Write out every line of the material below word for word, changing nothing.

--- begin ---

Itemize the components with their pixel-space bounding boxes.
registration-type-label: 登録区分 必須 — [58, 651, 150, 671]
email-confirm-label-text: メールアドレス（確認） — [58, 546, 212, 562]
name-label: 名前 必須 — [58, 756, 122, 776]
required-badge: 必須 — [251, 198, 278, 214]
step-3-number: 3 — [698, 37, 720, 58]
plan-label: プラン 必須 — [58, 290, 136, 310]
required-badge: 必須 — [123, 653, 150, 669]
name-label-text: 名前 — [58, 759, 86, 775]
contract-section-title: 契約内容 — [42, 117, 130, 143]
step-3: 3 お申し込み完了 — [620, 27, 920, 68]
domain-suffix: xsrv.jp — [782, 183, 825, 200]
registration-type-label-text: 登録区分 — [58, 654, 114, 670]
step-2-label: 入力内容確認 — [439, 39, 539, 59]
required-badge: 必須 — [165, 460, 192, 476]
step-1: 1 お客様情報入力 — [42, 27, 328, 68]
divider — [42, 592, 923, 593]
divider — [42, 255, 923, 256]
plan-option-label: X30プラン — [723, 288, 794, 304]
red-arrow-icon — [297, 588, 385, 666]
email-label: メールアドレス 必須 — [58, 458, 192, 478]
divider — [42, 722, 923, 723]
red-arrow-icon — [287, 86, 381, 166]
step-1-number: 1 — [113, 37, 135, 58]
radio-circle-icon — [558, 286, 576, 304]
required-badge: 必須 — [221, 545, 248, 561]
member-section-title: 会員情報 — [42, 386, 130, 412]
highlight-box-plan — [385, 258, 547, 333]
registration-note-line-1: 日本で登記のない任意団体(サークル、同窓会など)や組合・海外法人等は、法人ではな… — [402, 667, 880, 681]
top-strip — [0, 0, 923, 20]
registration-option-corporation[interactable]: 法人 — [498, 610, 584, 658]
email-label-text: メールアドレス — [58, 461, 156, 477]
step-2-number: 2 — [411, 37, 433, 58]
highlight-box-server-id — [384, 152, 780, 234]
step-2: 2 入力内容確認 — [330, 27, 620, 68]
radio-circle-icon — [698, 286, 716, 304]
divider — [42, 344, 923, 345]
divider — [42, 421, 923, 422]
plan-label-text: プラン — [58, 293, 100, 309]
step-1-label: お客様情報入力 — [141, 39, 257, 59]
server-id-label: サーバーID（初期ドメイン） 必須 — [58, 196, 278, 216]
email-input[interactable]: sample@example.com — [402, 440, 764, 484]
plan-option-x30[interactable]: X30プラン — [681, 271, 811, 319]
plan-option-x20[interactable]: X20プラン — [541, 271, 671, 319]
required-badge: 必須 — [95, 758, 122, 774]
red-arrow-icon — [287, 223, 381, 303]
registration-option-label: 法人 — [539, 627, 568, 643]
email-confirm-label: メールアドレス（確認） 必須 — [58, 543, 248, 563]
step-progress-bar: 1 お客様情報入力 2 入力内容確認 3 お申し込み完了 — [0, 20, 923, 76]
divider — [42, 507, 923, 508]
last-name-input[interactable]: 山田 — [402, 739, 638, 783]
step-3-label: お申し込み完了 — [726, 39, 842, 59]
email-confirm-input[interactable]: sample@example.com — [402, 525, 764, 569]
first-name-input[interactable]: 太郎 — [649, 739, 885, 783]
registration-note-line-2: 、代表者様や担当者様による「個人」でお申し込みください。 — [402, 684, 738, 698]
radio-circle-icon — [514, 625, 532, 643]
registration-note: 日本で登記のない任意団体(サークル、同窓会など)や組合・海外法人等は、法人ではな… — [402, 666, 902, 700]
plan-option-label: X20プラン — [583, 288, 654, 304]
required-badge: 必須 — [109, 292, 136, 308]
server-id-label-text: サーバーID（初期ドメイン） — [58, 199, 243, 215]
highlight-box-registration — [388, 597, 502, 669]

--- end ---

Task response ::
Itemize the components with their pixel-space bounding boxes.
registration-type-label: 登録区分 必須 — [58, 651, 150, 671]
email-confirm-label-text: メールアドレス（確認） — [58, 546, 212, 562]
name-label: 名前 必須 — [58, 756, 122, 776]
required-badge: 必須 — [251, 198, 278, 214]
step-3-number: 3 — [698, 37, 720, 58]
plan-label: プラン 必須 — [58, 290, 136, 310]
required-badge: 必須 — [123, 653, 150, 669]
name-label-text: 名前 — [58, 759, 86, 775]
contract-section-title: 契約内容 — [42, 117, 130, 143]
step-3: 3 お申し込み完了 — [620, 27, 920, 68]
domain-suffix: xsrv.jp — [782, 183, 825, 200]
registration-type-label-text: 登録区分 — [58, 654, 114, 670]
step-2-label: 入力内容確認 — [439, 39, 539, 59]
required-badge: 必須 — [165, 460, 192, 476]
step-1: 1 お客様情報入力 — [42, 27, 328, 68]
divider — [42, 592, 923, 593]
divider — [42, 255, 923, 256]
plan-option-label: X30プラン — [723, 288, 794, 304]
red-arrow-icon — [297, 588, 385, 666]
email-label: メールアドレス 必須 — [58, 458, 192, 478]
divider — [42, 722, 923, 723]
red-arrow-icon — [287, 86, 381, 166]
step-1-number: 1 — [113, 37, 135, 58]
radio-circle-icon — [558, 286, 576, 304]
required-badge: 必須 — [221, 545, 248, 561]
member-section-title: 会員情報 — [42, 386, 130, 412]
highlight-box-plan — [385, 258, 547, 333]
registration-note-line-1: 日本で登記のない任意団体(サークル、同窓会など)や組合・海外法人等は、法人ではな… — [402, 667, 880, 681]
top-strip — [0, 0, 923, 20]
registration-option-corporation[interactable]: 法人 — [498, 610, 584, 658]
email-label-text: メールアドレス — [58, 461, 156, 477]
step-2-number: 2 — [411, 37, 433, 58]
highlight-box-server-id — [384, 152, 780, 234]
step-2: 2 入力内容確認 — [330, 27, 620, 68]
radio-circle-icon — [698, 286, 716, 304]
divider — [42, 344, 923, 345]
divider — [42, 421, 923, 422]
plan-label-text: プラン — [58, 293, 100, 309]
step-1-label: お客様情報入力 — [141, 39, 257, 59]
server-id-label: サーバーID（初期ドメイン） 必須 — [58, 196, 278, 216]
email-input[interactable]: sample@example.com — [402, 440, 764, 484]
plan-option-x30[interactable]: X30プラン — [681, 271, 811, 319]
plan-option-x20[interactable]: X20プラン — [541, 271, 671, 319]
required-badge: 必須 — [95, 758, 122, 774]
red-arrow-icon — [287, 223, 381, 303]
registration-option-label: 法人 — [539, 627, 568, 643]
email-confirm-label: メールアドレス（確認） 必須 — [58, 543, 248, 563]
step-progress-bar: 1 お客様情報入力 2 入力内容確認 3 お申し込み完了 — [0, 20, 923, 76]
divider — [42, 507, 923, 508]
last-name-input[interactable]: 山田 — [402, 739, 638, 783]
step-3-label: お申し込み完了 — [726, 39, 842, 59]
email-confirm-input[interactable]: sample@example.com — [402, 525, 764, 569]
first-name-input[interactable]: 太郎 — [649, 739, 885, 783]
registration-note-line-2: 、代表者様や担当者様による「個人」でお申し込みください。 — [402, 684, 738, 698]
radio-circle-icon — [514, 625, 532, 643]
registration-note: 日本で登記のない任意団体(サークル、同窓会など)や組合・海外法人等は、法人ではな… — [402, 666, 902, 700]
plan-option-label: X20プラン — [583, 288, 654, 304]
required-badge: 必須 — [109, 292, 136, 308]
server-id-label-text: サーバーID（初期ドメイン） — [58, 199, 243, 215]
highlight-box-registration — [388, 597, 502, 669]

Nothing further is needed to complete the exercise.